» Instructions to follow:
Copy all records verbatim.

» Items from a data source:
· · · · · · ·
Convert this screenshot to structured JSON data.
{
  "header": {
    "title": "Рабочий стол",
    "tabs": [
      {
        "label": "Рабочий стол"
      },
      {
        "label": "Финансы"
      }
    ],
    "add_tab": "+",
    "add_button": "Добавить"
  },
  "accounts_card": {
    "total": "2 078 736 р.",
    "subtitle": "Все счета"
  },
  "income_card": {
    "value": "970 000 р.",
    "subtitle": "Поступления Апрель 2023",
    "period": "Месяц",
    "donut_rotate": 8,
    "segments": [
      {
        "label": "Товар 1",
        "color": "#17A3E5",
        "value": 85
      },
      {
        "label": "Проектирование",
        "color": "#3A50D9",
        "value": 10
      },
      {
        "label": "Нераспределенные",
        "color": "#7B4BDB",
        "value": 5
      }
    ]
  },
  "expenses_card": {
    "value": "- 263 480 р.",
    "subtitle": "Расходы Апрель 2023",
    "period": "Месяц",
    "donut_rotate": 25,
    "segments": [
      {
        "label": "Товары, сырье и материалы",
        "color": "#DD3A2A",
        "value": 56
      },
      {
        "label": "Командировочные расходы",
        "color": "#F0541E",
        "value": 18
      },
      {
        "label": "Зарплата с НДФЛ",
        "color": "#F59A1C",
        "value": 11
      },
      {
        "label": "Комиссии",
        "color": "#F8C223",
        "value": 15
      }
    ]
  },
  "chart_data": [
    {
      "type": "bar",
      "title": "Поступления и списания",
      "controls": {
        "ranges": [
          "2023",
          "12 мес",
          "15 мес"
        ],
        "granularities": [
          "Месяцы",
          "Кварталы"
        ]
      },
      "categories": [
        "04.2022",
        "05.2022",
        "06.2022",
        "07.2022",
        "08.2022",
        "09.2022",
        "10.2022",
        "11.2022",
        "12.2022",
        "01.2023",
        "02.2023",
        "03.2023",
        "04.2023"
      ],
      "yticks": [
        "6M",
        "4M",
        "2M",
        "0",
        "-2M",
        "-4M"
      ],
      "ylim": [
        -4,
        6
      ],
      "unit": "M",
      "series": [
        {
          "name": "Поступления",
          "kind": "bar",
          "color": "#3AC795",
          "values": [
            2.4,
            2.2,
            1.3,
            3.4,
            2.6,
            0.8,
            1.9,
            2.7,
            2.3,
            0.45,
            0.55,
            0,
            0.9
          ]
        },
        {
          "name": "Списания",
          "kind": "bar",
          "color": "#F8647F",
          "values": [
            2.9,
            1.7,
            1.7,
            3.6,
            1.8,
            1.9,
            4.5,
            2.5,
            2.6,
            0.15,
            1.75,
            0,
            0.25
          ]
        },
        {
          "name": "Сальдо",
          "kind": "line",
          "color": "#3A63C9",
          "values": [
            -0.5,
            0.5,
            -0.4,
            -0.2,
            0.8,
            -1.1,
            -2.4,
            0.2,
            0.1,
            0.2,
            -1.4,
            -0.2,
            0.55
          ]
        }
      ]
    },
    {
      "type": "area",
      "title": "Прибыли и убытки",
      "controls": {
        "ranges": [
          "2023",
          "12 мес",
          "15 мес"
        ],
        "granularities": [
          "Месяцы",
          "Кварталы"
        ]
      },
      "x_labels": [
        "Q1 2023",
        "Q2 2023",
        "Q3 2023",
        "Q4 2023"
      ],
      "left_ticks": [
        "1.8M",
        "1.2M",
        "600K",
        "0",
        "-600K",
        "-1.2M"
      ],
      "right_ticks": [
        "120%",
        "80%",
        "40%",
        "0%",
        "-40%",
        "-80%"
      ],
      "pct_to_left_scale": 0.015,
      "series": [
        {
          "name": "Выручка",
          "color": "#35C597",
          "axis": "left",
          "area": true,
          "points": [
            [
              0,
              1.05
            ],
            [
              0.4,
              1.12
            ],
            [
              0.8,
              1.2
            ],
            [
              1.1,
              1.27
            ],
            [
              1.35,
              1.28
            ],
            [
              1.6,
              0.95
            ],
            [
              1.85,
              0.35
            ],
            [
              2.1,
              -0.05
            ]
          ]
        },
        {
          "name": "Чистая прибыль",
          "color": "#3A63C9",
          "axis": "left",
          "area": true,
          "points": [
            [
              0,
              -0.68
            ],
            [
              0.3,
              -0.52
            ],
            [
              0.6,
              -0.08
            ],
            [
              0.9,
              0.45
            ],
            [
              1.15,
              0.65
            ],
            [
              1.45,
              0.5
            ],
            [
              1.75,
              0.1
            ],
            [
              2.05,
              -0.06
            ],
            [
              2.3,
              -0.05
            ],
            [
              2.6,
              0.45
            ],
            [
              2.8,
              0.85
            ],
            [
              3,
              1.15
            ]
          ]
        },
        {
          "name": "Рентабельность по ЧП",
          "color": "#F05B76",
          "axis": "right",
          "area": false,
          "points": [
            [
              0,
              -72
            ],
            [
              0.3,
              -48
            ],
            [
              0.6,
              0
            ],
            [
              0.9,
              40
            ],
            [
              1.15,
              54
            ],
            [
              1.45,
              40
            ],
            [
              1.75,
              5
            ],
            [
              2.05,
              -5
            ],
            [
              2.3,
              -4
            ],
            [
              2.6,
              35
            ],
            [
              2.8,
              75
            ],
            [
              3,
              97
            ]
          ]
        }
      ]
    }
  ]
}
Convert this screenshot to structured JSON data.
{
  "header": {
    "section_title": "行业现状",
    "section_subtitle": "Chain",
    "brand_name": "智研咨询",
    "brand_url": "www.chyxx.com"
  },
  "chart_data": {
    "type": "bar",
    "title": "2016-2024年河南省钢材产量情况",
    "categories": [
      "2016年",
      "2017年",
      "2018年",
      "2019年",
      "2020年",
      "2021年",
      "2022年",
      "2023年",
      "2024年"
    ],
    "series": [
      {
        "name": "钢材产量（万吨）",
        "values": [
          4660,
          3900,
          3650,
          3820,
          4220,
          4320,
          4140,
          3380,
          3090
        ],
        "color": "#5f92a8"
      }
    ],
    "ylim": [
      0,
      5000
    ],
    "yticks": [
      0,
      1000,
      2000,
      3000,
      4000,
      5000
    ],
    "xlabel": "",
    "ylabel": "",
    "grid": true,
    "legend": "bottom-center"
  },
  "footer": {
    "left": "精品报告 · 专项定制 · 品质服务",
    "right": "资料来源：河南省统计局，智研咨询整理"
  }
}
· · · · · · ·
» Result for this exercise:
Convert this screenshot to structured JSON data.
{
  "header": {
    "title": "Рабочий стол",
    "tabs": [
      {
        "label": "Рабочий стол"
      },
      {
        "label": "Финансы"
      }
    ],
    "add_tab": "+",
    "add_button": "Добавить"
  },
  "accounts_card": {
    "total": "2 078 736 р.",
    "subtitle": "Все счета"
  },
  "income_card": {
    "value": "970 000 р.",
    "subtitle": "Поступления Апрель 2023",
    "period": "Месяц",
    "donut_rotate": 8,
    "segments": [
      {
        "label": "Товар 1",
        "color": "#17A3E5",
        "value": 85
      },
      {
        "label": "Проектирование",
        "color": "#3A50D9",
        "value": 10
      },
      {
        "label": "Нераспределенные",
        "color": "#7B4BDB",
        "value": 5
      }
    ]
  },
  "expenses_card": {
    "value": "- 263 480 р.",
    "subtitle": "Расходы Апрель 2023",
    "period": "Месяц",
    "donut_rotate": 25,
    "segments": [
      {
        "label": "Товары, сырье и материалы",
        "color": "#DD3A2A",
        "value": 56
      },
      {
        "label": "Командировочные расходы",
        "color": "#F0541E",
        "value": 18
      },
      {
        "label": "Зарплата с НДФЛ",
        "color": "#F59A1C",
        "value": 11
      },
      {
        "label": "Комиссии",
        "color": "#F8C223",
        "value": 15
      }
    ]
  },
  "chart_data": [
    {
      "type": "bar",
      "title": "Поступления и списания",
      "controls": {
        "ranges": [
          "2023",
          "12 мес",
          "15 мес"
        ],
        "granularities": [
          "Месяцы",
          "Кварталы"
        ]
      },
      "categories": [
        "04.2022",
        "05.2022",
        "06.2022",
        "07.2022",
        "08.2022",
        "09.2022",
        "10.2022",
        "11.2022",
        "12.2022",
        "01.2023",
        "02.2023",
        "03.2023",
        "04.2023"
      ],
      "yticks": [
        "6M",
        "4M",
        "2M",
        "0",
        "-2M",
        "-4M"
      ],
      "ylim": [
        -4,
        6
      ],
      "unit": "M",
      "series": [
        {
          "name": "Поступления",
          "kind": "bar",
          "color": "#3AC795",
          "values": [
            2.4,
            2.2,
            1.3,
            3.4,
            2.6,
            0.8,
            1.9,
            2.7,
            2.3,
            0.45,
            0.55,
            0,
            0.9
          ]
        },
        {
          "name": "Списания",
          "kind": "bar",
          "color": "#F8647F",
          "values": [
            2.9,
            1.7,
            1.7,
            3.6,
            1.8,
            1.9,
            4.5,
            2.5,
            2.6,
            0.15,
            1.75,
            0,
            0.25
          ]
        },
        {
          "name": "Сальдо",
          "kind": "line",
          "color": "#3A63C9",
          "values": [
            -0.5,
            0.5,
            -0.4,
            -0.2,
            0.8,
            -1.1,
            -2.4,
            0.2,
            0.1,
            0.2,
            -1.4,
            -0.2,
            0.55
          ]
        }
      ]
    },
    {
      "type": "area",
      "title": "Прибыли и убытки",
      "controls": {
        "ranges": [
          "2023",
          "12 мес",
          "15 мес"
        ],
        "granularities": [
          "Месяцы",
          "Кварталы"
        ]
      },
      "x_labels": [
        "Q1 2023",
        "Q2 2023",
        "Q3 2023",
        "Q4 2023"
      ],
      "left_ticks": [
        "1.8M",
        "1.2M",
        "600K",
        "0",
        "-600K",
        "-1.2M"
      ],
      "right_ticks": [
        "120%",
        "80%",
        "40%",
        "0%",
        "-40%",
        "-80%"
      ],
      "pct_to_left_scale": 0.015,
      "series": [
        {
          "name": "Выручка",
          "color": "#35C597",
          "axis": "left",
          "area": true,
          "points": [
            [
              0,
              1.05
            ],
            [
              0.4,
              1.12
            ],
            [
              0.8,
              1.2
            ],
            [
              1.1,
              1.27
            ],
            [
              1.35,
              1.28
            ],
            [
              1.6,
              0.95
            ],
            [
              1.85,
              0.35
            ],
            [
              2.1,
              -0.05
            ]
          ]
        },
        {
          "name": "Чистая прибыль",
          "color": "#3A63C9",
          "axis": "left",
          "area": true,
          "points": [
            [
              0,
              -0.68
            ],
            [
              0.3,
              -0.52
            ],
            [
              0.6,
              -0.08
            ],
            [
              0.9,
              0.45
            ],
            [
              1.15,
              0.65
            ],
            [
              1.45,
              0.5
            ],
            [
              1.75,
              0.1
            ],
            [
              2.05,
              -0.06
            ],
            [
              2.3,
              -0.05
            ],
            [
              2.6,
              0.45
            ],
            [
              2.8,
              0.85
            ],
            [
              3,
              1.15
            ]
          ]
        },
        {
          "name": "Рентабельность по ЧП",
          "color": "#F05B76",
          "axis": "right",
          "area": false,
          "points": [
            [
              0,
              -72
            ],
            [
              0.3,
              -48
            ],
            [
              0.6,
              0
            ],
            [
              0.9,
              40
            ],
            [
              1.15,
              54
            ],
            [
              1.45,
              40
            ],
            [
              1.75,
              5
            ],
            [
              2.05,
              -5
            ],
            [
              2.3,
              -4
            ],
            [
              2.6,
              35
            ],
            [
              2.8,
              75
            ],
            [
              3,
              97
            ]
          ]
        }
      ]
    }
  ]
}
Convert this screenshot to structured JSON data.
{
  "header": {
    "section_title": "行业现状",
    "section_subtitle": "Chain",
    "brand_name": "智研咨询",
    "brand_url": "www.chyxx.com"
  },
  "chart_data": {
    "type": "bar",
    "title": "2016-2024年河南省钢材产量情况",
    "categories": [
      "2016年",
      "2017年",
      "2018年",
      "2019年",
      "2020年",
      "2021年",
      "2022年",
      "2023年",
      "2024年"
    ],
    "series": [
      {
        "name": "钢材产量（万吨）",
        "values": [
          4660,
          3900,
          3650,
          3820,
          4220,
          4320,
          4140,
          3380,
          3090
        ],
        "color": "#5f92a8"
      }
    ],
    "ylim": [
      0,
      5000
    ],
    "yticks": [
      0,
      1000,
      2000,
      3000,
      4000,
      5000
    ],
    "xlabel": "",
    "ylabel": "",
    "grid": true,
    "legend": "bottom-center"
  },
  "footer": {
    "left": "精品报告 · 专项定制 · 品质服务",
    "right": "资料来源：河南省统计局，智研咨询整理"
  }
}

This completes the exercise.